• [Data shown]
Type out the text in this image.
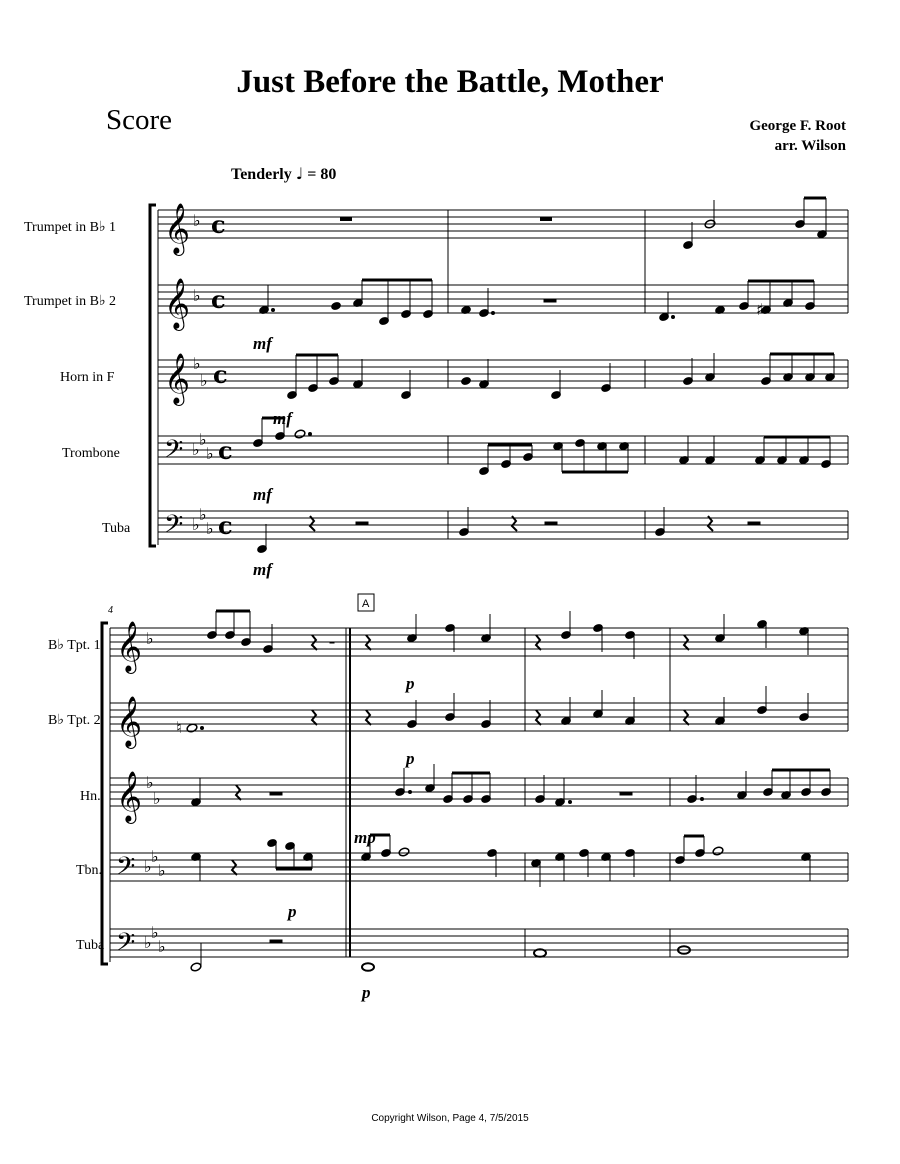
Just Before the Battle, Mother
Score	George F. Root
arr. Wilson
Tenderly ♩ = 80
Trumpet in B♭ 1
Trumpet in B♭ 2
Horn in F
Trombone
Tuba
𝄞
𝄞
𝄞
𝄢
𝄢
♭
♭
♭
♭
♭
♭
♭
♭
♭
♭
c
c
c
c
c
♯
mf
mf
mf
mf
4
B♭ Tpt. 1
B♭ Tpt. 2
Hn.
Tbn.
Tuba
A
𝄞
𝄞
𝄞
𝄢
𝄢
♭
♭
♭
♭
♭
♭
♭
♭
♭
♮
p
p
mp
p
p
Copyright Wilson, Page 4, 7/5/2015
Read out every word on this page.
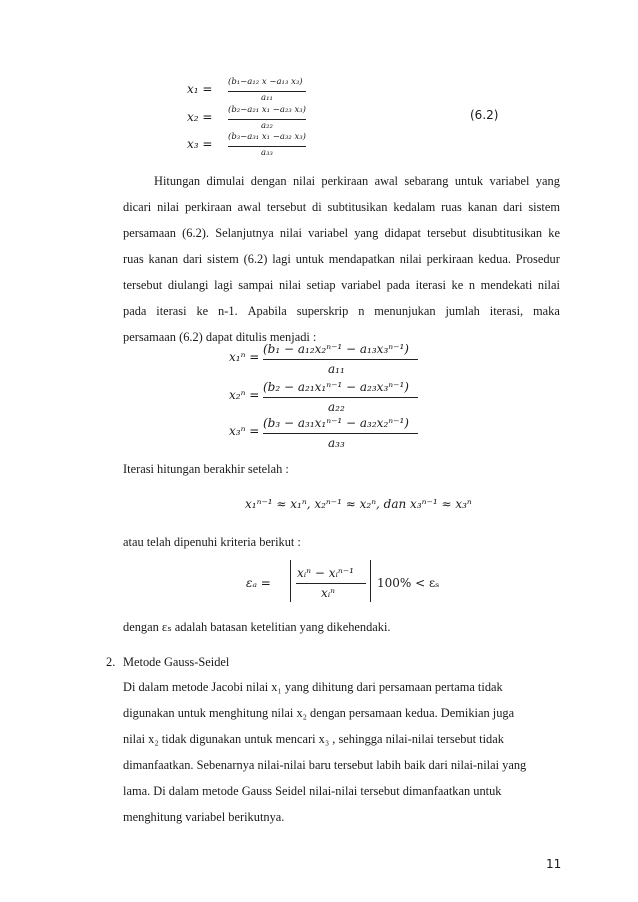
x₁ = (b₁−a₁₂ x −a₁₃ x₃)
a₁₁
x₂ = (b₂−a₂₁ x₁ −a₂₃ x₃)
a₂₂
x₃ = (b₃−a₃₁ x₁ −a₃₂ x₃)
a₃₃
(6.2)
Hitungan dimulai dengan nilai perkiraan awal sebarang untuk variabel yang
dicari nilai perkiraan awal tersebut di subtitusikan kedalam ruas kanan dari sistem
persamaan (6.2). Selanjutnya nilai variabel yang didapat tersebut disubtitusikan ke
ruas kanan dari sistem (6.2) lagi untuk mendapatkan nilai perkiraan kedua. Prosedur
tersebut diulangi lagi sampai nilai setiap variabel pada iterasi ke n mendekati nilai
pada iterasi ke n-1. Apabila superskrip n menunjukan jumlah iterasi, maka
persamaan (6.2) dapat ditulis menjadi :
x₁ⁿ =
(b₁ − a₁₂x₂ⁿ⁻¹ − a₁₃x₃ⁿ⁻¹)
a₁₁
x₂ⁿ =
(b₂ − a₂₁x₁ⁿ⁻¹ − a₂₃x₃ⁿ⁻¹)
a₂₂
x₃ⁿ =
(b₃ − a₃₁x₁ⁿ⁻¹ − a₃₂x₂ⁿ⁻¹)
a₃₃
Iterasi hitungan berakhir setelah :
x₁ⁿ⁻¹ ≈ x₁ⁿ, x₂ⁿ⁻¹ ≈ x₂ⁿ, dan x₃ⁿ⁻¹ ≈ x₃ⁿ
atau telah dipenuhi kriteria berikut :
εₐ =
xᵢⁿ − xᵢⁿ⁻¹
xᵢⁿ
100% < εₛ
dengan εₛ adalah batasan ketelitian yang dikehendaki.
2. Metode Gauss-Seidel
Di dalam metode Jacobi nilai x₁ yang dihitung dari persamaan pertama tidak
digunakan untuk menghitung nilai x₂ dengan persamaan kedua. Demikian juga
nilai x₂ tidak digunakan untuk mencari x₃ , sehingga nilai-nilai tersebut tidak
dimanfaatkan. Sebenarnya nilai-nilai baru tersebut labih baik dari nilai-nilai yang
lama. Di dalam metode Gauss Seidel nilai-nilai tersebut dimanfaatkan untuk
menghitung variabel berikutnya.
11
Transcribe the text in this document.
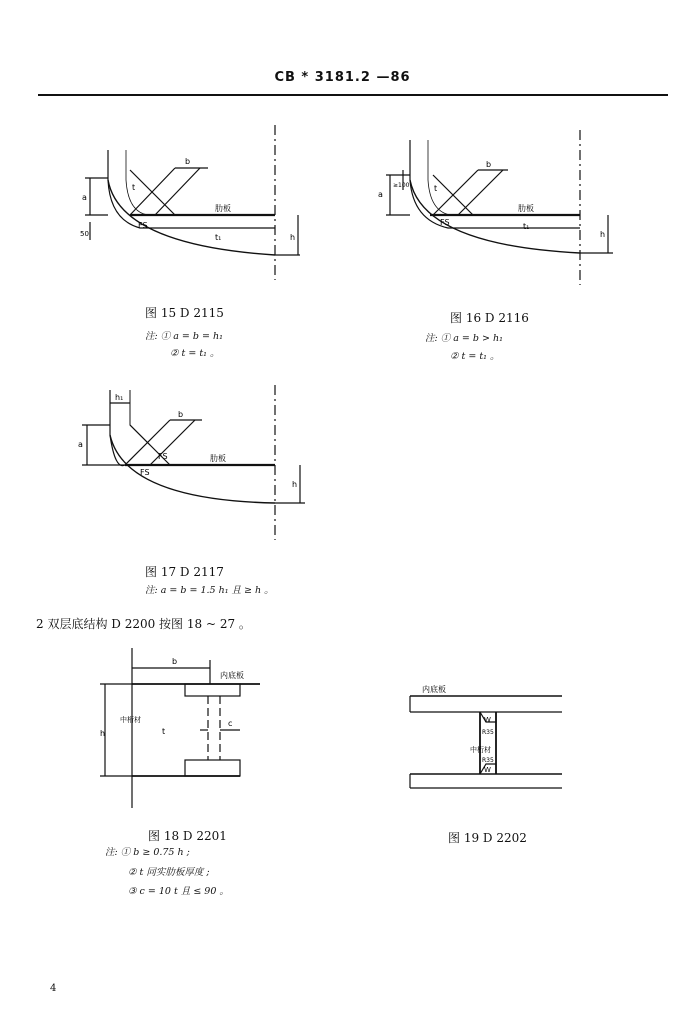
CB * 3181.2 —86
a
b
t
t₁	h
50
FS
肋板
图 15 D 2115
注: ① a = b = h₁
② t = t₁ 。
a
b
t
t₁
h
≥100
FS
肋板
图 16 D 2116
注: ① a = b > h₁
② t = t₁ 。
a
b
h₁
h
FS
FS
肋板
图 17 D 2117
注: a = b = 1.5 h₁ 且 ≥ h 。
2 双层底结构 D 2200 按图 18 ~ 27 。
b
h	t
c
内底板
中桁材
图 18 D 2201
注: ① b ≥ 0.75 h ;
② t 同实肋板厚度 ;
③ c = 10 t 且 ≤ 90 。
内底板
中桁材
W
W
R35
R35
图 19 D 2202
4
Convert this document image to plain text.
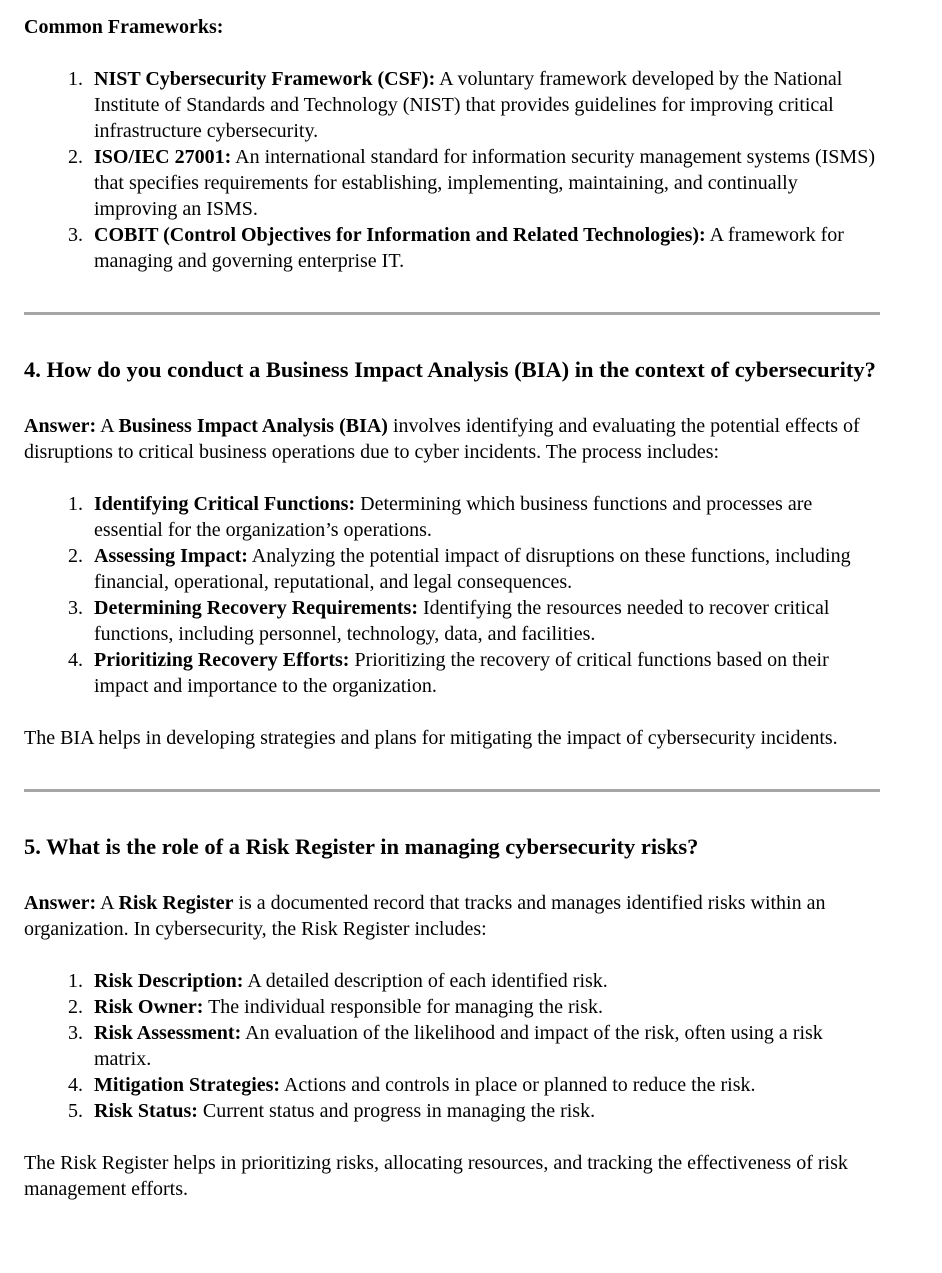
Common Frameworks:

1. NIST Cybersecurity Framework (CSF): A voluntary framework developed by the National Institute of Standards and Technology (NIST) that provides guidelines for improving critical infrastructure cybersecurity.
2. ISO/IEC 27001: An international standard for information security management systems (ISMS) that specifies requirements for establishing, implementing, maintaining, and continually improving an ISMS.
3. COBIT (Control Objectives for Information and Related Technologies): A framework for managing and governing enterprise IT.
4. How do you conduct a Business Impact Analysis (BIA) in the context of cybersecurity?

Answer: A Business Impact Analysis (BIA) involves identifying and evaluating the potential effects of disruptions to critical business operations due to cyber incidents. The process includes:

1. Identifying Critical Functions: Determining which business functions and processes are essential for the organization’s operations.
2. Assessing Impact: Analyzing the potential impact of disruptions on these functions, including financial, operational, reputational, and legal consequences.
3. Determining Recovery Requirements: Identifying the resources needed to recover critical functions, including personnel, technology, data, and facilities.
4. Prioritizing Recovery Efforts: Prioritizing the recovery of critical functions based on their impact and importance to the organization.

The BIA helps in developing strategies and plans for mitigating the impact of cybersecurity incidents.

5. What is the role of a Risk Register in managing cybersecurity risks?

Answer: A Risk Register is a documented record that tracks and manages identified risks within an organization. In cybersecurity, the Risk Register includes:

1. Risk Description: A detailed description of each identified risk.
2. Risk Owner: The individual responsible for managing the risk.
3. Risk Assessment: An evaluation of the likelihood and impact of the risk, often using a risk matrix.
4. Mitigation Strategies: Actions and controls in place or planned to reduce the risk.
5. Risk Status: Current status and progress in managing the risk.

The Risk Register helps in prioritizing risks, allocating resources, and tracking the effectiveness of risk management efforts.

• [Given problem] Check each line of the entries above for the word "sistem". List the ones that have it.

• [Solved exercise]
dicari nilai perkiraan awal tersebut di subtitusikan kedalam ruas kanan dari sistem
ruas kanan dari sistem (6.2) lagi untuk mendapatkan nilai perkiraan kedua. Prosedur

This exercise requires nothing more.